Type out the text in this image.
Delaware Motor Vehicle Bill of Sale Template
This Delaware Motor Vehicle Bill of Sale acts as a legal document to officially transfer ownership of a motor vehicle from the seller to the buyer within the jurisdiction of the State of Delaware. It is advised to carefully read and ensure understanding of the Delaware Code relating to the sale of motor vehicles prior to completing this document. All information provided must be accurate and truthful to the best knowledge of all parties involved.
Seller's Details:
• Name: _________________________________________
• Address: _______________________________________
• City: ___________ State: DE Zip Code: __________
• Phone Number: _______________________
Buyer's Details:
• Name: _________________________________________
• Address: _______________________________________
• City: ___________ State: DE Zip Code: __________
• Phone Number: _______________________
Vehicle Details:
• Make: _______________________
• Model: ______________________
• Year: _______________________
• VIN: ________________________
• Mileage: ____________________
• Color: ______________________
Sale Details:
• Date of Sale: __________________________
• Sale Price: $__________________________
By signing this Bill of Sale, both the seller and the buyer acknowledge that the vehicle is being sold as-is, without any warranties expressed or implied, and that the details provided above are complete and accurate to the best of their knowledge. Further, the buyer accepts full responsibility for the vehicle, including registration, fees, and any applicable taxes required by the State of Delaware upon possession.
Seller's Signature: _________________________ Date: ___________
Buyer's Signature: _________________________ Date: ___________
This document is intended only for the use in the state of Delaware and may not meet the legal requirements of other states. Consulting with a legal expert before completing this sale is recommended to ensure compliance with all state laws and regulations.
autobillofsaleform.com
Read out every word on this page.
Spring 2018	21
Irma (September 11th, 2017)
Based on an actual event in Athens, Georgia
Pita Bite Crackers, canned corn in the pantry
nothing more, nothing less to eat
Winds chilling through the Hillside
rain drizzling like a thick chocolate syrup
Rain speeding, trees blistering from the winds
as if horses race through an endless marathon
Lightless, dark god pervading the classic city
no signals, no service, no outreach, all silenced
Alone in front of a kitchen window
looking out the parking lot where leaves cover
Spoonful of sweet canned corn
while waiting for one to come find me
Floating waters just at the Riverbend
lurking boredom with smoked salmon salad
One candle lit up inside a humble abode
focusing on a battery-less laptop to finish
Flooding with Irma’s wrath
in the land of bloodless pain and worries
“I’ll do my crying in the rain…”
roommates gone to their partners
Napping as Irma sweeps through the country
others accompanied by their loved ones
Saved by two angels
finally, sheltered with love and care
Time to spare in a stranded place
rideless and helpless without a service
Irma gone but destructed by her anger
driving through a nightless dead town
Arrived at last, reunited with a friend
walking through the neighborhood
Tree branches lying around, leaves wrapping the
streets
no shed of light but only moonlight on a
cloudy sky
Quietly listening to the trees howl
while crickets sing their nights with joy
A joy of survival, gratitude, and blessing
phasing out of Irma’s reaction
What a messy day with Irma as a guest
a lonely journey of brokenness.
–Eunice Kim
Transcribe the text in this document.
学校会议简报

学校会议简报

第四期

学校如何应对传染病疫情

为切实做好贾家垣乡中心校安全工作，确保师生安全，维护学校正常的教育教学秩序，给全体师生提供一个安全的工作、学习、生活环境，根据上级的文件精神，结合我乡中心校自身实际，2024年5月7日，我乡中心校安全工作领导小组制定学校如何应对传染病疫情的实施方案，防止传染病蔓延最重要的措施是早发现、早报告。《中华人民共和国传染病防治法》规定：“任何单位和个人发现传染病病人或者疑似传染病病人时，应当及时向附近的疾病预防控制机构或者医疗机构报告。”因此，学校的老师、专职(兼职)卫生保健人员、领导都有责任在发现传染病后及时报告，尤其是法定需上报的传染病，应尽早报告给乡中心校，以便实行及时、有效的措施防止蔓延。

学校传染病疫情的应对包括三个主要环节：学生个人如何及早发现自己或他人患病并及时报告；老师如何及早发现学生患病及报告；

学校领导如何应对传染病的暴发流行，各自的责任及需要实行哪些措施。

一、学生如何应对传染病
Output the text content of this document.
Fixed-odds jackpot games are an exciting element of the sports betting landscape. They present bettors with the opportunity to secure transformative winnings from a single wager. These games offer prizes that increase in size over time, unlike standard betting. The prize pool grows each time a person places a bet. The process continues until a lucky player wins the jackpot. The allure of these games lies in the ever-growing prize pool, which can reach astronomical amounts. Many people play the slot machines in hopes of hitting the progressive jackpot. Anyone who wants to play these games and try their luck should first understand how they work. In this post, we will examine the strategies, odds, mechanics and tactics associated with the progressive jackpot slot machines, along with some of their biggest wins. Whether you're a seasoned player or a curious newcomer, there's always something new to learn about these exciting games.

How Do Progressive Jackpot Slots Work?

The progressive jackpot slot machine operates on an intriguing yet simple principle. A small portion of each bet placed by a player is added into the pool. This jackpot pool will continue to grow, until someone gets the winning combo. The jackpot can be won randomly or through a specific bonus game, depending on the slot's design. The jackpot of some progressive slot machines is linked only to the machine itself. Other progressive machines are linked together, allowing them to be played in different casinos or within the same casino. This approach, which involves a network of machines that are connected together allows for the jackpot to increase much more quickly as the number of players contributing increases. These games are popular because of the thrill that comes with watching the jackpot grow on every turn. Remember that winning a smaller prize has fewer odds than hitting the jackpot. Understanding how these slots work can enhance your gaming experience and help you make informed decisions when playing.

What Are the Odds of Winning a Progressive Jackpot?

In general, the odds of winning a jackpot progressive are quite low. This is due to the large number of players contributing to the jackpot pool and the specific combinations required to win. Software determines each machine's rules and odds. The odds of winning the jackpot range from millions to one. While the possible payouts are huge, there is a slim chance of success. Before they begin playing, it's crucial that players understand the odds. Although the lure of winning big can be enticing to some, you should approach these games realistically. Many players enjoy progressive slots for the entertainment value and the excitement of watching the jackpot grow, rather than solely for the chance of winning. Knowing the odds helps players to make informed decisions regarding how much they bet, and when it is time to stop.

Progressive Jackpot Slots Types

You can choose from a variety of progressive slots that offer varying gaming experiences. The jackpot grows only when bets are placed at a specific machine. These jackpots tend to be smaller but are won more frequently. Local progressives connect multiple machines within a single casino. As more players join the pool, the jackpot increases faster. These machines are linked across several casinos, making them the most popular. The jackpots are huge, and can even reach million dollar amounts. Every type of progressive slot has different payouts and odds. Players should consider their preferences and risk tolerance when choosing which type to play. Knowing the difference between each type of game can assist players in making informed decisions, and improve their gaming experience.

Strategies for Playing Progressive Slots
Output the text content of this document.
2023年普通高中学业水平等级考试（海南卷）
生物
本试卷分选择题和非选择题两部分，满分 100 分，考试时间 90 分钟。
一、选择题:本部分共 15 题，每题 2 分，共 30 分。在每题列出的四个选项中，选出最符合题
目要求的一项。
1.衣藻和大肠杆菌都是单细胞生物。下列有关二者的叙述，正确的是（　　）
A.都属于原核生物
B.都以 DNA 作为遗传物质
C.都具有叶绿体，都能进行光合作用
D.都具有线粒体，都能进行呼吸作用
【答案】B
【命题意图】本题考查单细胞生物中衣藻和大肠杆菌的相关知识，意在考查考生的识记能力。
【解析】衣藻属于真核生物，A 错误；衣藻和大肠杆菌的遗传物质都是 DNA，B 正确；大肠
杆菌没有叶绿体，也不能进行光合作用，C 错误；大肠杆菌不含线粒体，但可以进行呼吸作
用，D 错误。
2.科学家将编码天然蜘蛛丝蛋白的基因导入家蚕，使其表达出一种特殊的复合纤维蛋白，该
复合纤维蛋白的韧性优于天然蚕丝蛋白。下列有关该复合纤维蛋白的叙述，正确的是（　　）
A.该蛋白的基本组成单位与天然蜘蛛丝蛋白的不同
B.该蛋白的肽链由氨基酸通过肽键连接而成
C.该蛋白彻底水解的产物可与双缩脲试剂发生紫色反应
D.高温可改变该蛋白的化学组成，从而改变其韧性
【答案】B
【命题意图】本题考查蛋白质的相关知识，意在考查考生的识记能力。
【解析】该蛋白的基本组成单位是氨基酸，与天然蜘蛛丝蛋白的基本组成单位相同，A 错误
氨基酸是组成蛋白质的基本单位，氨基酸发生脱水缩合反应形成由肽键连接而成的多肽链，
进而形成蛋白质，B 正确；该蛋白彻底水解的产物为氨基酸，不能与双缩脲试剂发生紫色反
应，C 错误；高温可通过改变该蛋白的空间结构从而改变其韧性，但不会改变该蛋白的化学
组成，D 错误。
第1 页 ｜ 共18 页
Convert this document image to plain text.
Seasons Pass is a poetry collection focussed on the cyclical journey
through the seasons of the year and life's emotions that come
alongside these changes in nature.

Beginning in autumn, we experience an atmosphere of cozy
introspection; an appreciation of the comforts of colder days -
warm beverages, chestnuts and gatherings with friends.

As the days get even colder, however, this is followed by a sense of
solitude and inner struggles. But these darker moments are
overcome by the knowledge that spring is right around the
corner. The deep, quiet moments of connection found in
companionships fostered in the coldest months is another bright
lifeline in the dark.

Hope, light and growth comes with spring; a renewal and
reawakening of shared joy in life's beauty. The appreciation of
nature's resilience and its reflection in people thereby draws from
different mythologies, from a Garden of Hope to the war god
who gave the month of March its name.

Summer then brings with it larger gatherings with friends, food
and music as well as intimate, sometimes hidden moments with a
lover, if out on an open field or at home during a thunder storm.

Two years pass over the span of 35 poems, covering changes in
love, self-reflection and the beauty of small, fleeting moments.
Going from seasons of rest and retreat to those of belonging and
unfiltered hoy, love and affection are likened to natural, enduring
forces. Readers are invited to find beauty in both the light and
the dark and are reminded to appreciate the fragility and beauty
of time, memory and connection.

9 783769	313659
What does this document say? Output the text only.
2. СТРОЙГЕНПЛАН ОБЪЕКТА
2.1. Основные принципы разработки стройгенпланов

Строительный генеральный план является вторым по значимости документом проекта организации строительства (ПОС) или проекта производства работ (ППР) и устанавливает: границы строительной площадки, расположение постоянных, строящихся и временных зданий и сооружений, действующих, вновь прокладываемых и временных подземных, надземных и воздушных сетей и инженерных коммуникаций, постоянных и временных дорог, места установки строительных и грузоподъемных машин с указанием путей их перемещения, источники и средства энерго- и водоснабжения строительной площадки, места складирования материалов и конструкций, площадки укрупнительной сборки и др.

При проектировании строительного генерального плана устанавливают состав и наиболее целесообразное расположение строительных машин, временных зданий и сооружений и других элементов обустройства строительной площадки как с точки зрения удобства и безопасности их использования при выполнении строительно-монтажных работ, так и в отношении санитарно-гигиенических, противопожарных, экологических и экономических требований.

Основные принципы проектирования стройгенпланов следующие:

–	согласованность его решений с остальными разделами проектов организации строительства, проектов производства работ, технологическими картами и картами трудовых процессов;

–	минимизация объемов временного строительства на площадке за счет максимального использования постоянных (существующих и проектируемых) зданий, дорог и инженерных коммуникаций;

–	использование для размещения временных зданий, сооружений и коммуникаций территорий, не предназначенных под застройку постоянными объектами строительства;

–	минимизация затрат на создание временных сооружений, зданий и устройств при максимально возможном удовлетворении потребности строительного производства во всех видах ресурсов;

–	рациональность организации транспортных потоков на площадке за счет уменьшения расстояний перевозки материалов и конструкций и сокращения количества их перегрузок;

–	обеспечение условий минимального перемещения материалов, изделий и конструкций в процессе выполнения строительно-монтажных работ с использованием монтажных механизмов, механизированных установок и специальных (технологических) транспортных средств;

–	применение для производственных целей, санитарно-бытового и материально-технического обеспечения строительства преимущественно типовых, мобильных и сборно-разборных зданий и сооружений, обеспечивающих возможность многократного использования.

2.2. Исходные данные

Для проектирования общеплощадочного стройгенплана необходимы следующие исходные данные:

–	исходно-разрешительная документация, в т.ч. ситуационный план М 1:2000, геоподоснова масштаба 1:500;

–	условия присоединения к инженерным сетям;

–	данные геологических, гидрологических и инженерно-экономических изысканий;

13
····················
**Request**. Every line in the data that holds "принципы" should be copied out.

**Solution for this task**.
2.1. Основные принципы разработки стройгенпланов
Основные принципы проектирования стройгенпланов следующие:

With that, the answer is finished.